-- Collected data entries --
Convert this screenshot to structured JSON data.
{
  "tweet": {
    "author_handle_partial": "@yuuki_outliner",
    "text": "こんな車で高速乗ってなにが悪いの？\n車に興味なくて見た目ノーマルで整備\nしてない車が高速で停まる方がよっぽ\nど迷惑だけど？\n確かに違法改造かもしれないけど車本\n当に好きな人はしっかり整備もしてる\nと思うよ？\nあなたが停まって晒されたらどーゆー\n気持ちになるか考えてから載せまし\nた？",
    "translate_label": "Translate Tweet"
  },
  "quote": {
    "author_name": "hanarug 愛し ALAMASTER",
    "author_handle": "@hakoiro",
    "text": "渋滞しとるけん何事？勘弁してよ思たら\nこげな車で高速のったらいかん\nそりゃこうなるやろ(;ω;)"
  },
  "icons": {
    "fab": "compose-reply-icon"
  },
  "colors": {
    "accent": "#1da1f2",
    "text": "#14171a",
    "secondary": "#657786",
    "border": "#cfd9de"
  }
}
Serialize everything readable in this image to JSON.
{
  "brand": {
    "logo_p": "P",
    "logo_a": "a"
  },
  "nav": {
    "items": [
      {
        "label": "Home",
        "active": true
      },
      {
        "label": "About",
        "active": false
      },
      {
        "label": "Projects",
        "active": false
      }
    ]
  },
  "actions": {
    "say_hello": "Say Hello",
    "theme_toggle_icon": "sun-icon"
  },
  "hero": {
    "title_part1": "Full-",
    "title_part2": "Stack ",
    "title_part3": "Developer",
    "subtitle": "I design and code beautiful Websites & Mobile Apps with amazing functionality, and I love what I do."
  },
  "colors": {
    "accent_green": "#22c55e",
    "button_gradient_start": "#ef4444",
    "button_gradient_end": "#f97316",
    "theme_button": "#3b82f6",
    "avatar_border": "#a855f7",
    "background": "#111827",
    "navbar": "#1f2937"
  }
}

---

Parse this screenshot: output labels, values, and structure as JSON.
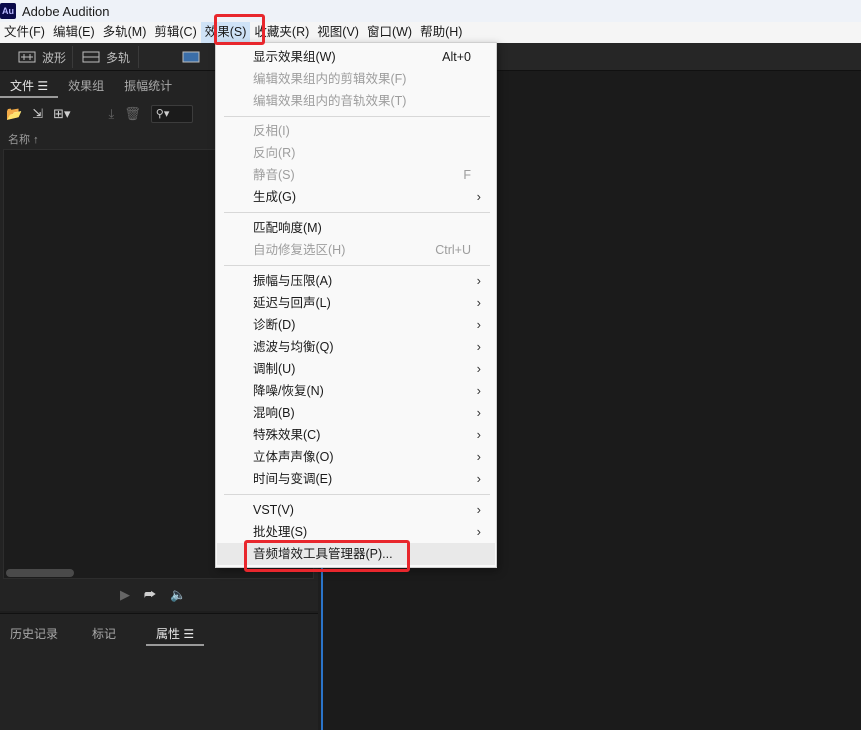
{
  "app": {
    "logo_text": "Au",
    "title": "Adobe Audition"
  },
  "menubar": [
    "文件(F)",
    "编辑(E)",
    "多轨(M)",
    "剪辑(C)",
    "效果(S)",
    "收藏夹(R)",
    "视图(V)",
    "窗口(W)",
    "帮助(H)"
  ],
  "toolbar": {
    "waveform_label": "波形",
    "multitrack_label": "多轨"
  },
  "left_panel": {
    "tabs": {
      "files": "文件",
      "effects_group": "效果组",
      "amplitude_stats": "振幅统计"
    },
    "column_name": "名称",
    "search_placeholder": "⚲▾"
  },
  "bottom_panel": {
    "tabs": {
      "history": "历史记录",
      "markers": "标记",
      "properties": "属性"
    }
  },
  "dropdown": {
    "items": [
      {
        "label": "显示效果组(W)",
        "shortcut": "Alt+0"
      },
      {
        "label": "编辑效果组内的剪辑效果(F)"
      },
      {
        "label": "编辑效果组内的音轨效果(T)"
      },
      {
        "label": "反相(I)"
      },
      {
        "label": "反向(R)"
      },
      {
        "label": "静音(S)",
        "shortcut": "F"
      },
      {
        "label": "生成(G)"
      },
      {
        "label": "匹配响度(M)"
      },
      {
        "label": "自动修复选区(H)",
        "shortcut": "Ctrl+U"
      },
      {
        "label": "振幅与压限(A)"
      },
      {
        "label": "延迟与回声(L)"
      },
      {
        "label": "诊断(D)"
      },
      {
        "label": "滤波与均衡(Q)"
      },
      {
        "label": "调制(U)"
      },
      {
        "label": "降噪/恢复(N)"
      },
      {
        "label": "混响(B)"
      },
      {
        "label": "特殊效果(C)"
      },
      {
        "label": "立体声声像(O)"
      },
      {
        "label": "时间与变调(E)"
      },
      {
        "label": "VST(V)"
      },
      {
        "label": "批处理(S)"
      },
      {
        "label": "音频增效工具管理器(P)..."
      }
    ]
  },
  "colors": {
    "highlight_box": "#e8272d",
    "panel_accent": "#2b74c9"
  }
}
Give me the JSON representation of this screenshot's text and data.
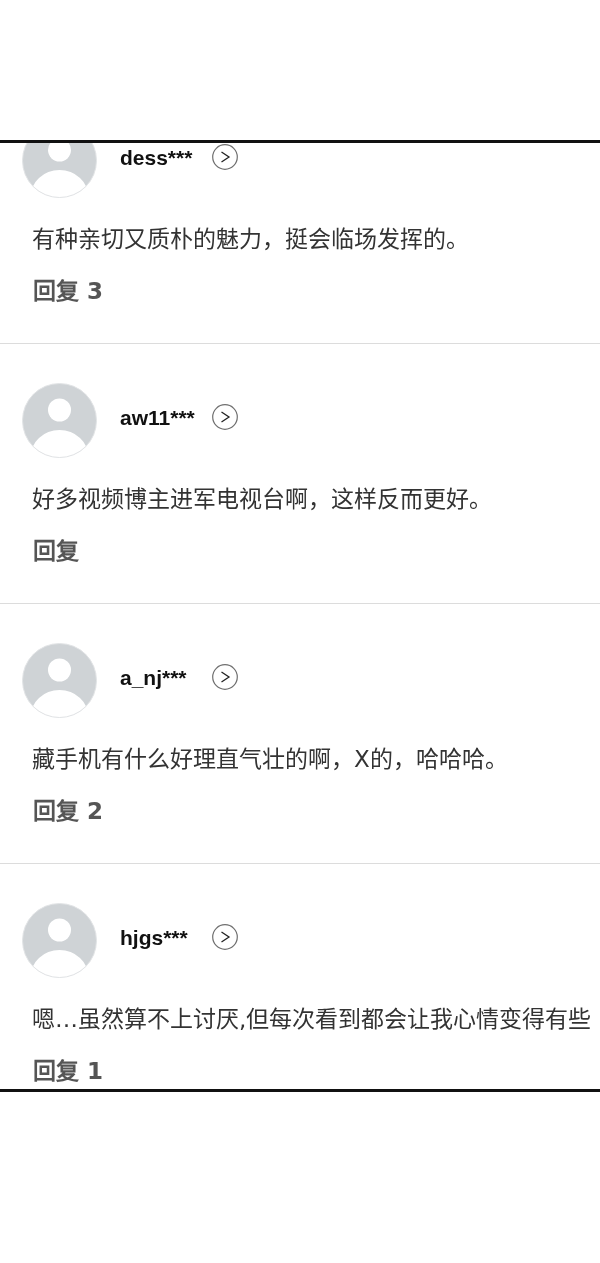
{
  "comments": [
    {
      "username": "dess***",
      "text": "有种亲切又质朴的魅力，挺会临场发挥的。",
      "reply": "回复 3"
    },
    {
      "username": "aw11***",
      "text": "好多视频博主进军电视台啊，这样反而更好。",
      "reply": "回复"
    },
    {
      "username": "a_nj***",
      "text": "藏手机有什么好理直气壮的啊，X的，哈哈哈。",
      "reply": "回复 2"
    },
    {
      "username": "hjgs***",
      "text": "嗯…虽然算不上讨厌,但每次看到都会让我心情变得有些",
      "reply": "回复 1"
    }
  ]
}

-- DO THIS --
Pick out each line containing "reply" and report it.

-- RESULT BELOW --
    "fab": "compose-reply-icon"
      "reply": "回复 3"
      "reply": "回复"
      "reply": "回复 2"
      "reply": "回复 1"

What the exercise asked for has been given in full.